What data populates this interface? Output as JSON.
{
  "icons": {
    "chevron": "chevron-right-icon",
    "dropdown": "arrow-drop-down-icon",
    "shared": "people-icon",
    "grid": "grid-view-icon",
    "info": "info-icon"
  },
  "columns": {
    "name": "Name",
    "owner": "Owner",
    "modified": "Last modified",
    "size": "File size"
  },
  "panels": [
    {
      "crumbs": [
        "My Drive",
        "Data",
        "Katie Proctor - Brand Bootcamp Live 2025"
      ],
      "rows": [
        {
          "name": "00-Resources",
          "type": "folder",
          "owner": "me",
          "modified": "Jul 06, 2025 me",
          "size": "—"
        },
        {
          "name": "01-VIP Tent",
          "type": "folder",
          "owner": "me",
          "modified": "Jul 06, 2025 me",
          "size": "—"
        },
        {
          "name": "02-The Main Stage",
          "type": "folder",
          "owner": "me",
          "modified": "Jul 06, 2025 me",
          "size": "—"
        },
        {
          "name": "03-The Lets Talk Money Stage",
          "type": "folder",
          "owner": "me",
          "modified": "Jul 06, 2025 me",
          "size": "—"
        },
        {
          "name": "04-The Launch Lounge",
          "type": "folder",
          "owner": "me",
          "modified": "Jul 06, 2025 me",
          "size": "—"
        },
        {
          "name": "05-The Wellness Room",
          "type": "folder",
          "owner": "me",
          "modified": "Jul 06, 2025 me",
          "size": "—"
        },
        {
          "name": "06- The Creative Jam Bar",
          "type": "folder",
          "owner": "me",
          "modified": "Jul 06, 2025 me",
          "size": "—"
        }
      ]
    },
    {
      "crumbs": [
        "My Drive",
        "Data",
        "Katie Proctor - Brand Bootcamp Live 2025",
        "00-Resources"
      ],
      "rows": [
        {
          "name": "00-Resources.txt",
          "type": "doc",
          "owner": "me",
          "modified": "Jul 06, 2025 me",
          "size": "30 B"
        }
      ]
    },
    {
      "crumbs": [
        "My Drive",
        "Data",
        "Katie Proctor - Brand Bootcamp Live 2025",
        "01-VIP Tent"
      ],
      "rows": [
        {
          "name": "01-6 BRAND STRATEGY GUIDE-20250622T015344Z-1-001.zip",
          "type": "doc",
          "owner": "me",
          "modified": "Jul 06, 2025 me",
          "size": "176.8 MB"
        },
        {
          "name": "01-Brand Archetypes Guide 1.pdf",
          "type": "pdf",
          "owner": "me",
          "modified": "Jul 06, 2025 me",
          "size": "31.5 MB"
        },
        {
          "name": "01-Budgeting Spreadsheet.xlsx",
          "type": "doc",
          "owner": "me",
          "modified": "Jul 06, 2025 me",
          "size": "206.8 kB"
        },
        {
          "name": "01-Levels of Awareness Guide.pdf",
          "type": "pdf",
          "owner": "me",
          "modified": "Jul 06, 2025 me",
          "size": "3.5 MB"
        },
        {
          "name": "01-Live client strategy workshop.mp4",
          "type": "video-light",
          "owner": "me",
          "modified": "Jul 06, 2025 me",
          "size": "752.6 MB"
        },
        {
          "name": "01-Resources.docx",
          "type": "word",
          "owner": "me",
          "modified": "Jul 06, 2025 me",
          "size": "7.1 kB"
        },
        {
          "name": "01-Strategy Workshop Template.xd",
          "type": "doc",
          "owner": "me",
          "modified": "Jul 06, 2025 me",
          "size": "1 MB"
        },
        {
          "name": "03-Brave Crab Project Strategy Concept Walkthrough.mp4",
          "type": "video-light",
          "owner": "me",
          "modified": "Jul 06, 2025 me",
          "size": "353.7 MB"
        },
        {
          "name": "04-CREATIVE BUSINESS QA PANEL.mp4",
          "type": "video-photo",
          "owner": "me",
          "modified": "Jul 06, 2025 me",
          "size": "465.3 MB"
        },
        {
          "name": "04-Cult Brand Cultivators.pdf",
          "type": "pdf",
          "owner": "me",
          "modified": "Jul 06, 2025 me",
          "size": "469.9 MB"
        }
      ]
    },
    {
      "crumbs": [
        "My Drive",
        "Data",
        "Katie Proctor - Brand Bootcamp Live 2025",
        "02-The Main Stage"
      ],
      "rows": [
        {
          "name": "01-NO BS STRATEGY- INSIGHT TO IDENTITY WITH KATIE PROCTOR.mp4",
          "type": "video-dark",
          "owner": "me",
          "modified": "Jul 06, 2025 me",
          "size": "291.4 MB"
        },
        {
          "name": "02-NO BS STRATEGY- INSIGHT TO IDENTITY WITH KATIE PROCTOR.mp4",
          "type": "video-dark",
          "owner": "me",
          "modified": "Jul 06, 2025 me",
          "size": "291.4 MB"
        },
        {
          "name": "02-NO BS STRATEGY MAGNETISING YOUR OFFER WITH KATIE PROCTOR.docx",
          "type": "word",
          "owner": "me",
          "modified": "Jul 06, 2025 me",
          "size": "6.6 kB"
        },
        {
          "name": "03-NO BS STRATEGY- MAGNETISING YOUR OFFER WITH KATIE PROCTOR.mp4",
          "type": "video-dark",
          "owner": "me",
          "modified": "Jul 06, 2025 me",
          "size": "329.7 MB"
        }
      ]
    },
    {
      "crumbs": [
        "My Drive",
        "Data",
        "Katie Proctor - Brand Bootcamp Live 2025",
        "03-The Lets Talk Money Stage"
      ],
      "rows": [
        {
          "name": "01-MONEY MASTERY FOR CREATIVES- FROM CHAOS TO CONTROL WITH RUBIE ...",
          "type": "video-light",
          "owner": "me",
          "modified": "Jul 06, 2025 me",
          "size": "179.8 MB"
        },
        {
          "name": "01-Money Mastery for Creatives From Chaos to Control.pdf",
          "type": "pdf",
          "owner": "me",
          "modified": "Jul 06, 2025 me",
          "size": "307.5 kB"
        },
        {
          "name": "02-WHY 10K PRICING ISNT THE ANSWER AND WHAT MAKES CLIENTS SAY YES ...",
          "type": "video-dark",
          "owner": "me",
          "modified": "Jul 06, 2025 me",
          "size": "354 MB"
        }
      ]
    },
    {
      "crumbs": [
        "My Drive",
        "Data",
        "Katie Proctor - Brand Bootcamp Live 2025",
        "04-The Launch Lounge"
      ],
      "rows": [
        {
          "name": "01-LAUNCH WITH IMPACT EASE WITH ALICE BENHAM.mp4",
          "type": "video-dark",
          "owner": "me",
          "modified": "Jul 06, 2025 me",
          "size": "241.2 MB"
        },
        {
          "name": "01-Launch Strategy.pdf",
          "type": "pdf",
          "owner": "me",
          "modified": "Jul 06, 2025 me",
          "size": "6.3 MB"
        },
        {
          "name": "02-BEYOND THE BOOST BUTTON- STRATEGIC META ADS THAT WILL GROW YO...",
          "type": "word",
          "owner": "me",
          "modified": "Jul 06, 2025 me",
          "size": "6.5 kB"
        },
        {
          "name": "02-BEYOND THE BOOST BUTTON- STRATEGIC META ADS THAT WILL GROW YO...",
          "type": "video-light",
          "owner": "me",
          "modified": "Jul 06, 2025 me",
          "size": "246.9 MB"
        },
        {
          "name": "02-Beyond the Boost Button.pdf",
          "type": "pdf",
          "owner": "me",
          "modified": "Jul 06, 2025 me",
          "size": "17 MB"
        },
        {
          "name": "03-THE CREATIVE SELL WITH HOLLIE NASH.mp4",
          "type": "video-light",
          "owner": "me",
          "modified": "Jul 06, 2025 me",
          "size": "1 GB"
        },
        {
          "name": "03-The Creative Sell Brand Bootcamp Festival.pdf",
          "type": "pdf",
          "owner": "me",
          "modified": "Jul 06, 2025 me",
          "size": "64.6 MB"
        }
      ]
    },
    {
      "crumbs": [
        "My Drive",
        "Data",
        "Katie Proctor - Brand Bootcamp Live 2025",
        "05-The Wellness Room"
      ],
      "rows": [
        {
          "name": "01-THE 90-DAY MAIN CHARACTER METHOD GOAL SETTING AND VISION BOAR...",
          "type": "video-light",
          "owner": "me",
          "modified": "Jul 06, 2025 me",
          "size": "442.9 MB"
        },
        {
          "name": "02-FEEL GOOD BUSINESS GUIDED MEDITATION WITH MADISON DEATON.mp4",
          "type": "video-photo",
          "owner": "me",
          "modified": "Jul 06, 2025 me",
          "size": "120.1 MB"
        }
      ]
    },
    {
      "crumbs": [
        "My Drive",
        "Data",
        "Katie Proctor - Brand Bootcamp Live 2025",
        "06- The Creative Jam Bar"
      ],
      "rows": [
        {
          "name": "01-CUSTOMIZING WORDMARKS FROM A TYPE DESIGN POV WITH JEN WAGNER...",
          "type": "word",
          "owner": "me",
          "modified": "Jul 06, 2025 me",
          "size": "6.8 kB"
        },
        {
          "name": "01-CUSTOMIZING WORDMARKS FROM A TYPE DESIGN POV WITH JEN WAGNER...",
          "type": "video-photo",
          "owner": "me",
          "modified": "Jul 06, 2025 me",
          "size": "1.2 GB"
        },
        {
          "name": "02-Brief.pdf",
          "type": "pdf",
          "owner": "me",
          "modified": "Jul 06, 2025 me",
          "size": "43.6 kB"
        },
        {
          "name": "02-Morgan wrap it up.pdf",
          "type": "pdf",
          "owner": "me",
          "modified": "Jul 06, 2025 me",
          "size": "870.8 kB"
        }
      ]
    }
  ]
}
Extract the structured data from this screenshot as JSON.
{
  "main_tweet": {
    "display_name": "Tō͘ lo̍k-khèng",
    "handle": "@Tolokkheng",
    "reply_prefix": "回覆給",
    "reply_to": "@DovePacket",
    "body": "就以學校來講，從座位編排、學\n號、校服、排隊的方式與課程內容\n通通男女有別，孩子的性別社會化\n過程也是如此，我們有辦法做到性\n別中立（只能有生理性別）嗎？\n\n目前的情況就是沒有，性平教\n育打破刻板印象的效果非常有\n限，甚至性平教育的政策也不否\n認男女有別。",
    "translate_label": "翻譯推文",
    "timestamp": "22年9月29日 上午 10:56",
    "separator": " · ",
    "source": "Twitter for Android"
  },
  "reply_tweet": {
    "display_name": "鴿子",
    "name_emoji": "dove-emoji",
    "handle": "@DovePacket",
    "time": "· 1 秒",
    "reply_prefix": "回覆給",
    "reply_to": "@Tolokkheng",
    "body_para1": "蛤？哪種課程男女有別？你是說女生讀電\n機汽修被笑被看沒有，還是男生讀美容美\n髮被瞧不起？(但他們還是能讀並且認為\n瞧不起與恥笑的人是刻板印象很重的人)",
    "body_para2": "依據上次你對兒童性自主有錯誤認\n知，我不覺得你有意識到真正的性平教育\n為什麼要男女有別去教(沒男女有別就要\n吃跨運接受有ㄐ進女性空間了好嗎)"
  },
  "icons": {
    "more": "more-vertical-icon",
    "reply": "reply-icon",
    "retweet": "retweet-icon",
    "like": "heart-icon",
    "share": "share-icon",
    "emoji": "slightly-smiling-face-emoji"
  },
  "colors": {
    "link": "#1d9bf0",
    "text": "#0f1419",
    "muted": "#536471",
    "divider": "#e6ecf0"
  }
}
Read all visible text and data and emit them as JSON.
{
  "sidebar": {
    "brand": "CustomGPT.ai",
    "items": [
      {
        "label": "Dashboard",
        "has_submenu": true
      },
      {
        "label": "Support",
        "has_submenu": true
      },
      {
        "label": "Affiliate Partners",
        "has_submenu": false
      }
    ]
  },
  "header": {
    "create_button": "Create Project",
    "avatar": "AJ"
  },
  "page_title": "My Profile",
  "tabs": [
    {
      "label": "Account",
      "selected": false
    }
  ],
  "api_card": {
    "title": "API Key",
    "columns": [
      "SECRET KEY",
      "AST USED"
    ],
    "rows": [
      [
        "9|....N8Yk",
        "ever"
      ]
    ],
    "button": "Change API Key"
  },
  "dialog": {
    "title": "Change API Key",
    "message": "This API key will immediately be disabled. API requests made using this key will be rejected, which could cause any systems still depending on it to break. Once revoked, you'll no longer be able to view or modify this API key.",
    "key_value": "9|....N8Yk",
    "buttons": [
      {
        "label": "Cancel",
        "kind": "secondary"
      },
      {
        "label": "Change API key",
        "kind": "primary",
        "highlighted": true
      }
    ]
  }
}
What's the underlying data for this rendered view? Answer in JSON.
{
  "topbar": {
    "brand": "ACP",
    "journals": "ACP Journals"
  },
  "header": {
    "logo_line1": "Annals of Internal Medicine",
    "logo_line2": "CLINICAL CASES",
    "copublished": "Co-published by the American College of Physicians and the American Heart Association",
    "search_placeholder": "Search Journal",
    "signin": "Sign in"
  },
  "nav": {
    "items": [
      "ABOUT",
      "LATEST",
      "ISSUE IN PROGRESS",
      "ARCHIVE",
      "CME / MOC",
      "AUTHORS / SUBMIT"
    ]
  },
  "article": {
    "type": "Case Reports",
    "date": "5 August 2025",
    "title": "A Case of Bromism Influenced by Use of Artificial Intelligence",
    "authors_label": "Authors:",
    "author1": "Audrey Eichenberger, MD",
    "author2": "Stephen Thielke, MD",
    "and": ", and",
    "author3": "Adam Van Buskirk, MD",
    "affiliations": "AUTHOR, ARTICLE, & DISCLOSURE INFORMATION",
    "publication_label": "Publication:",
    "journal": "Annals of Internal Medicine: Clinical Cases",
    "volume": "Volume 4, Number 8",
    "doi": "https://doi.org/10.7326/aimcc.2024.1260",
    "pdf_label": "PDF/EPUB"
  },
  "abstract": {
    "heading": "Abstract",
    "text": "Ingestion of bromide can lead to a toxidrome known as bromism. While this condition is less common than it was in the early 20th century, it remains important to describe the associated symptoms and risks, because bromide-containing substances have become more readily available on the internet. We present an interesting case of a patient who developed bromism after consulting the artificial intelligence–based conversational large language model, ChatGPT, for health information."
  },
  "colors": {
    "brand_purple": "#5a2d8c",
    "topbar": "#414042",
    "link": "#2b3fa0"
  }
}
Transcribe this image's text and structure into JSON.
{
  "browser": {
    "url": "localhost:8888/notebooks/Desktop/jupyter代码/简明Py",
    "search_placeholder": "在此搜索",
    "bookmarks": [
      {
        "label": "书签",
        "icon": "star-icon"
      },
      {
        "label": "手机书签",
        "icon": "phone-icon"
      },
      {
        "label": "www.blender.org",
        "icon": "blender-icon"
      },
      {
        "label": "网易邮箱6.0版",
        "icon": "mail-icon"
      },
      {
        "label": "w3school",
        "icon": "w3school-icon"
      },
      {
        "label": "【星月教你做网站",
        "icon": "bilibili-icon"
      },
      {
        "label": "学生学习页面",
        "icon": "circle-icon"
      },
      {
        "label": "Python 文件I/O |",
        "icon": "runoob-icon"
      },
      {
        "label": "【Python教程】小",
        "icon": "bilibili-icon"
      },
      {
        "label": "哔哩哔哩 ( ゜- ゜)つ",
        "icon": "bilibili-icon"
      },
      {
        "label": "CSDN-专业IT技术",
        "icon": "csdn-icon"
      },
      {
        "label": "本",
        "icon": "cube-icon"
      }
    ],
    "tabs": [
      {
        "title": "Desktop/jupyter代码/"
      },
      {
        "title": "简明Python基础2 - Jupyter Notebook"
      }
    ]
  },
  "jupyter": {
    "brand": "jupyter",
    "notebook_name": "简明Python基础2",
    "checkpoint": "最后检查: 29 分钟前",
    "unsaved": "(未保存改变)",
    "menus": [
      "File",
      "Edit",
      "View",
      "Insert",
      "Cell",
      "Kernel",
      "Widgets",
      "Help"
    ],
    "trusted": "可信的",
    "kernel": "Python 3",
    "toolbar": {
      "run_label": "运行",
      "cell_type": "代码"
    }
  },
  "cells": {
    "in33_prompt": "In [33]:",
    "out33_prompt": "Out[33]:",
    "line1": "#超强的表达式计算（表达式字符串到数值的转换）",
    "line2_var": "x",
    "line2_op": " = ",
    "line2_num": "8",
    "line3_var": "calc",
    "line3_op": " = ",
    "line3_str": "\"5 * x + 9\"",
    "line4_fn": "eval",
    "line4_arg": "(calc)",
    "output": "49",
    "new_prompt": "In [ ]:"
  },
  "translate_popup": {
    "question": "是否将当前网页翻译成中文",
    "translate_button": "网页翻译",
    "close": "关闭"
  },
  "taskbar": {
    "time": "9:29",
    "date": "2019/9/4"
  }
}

= = = = =

To do
Copy out every line that includes the word "Stage".

Solution for this exercise
          "name": "02-The Main Stage",
          "name": "03-The Lets Talk Money Stage",
        "02-The Main Stage"
        "03-The Lets Talk Money Stage"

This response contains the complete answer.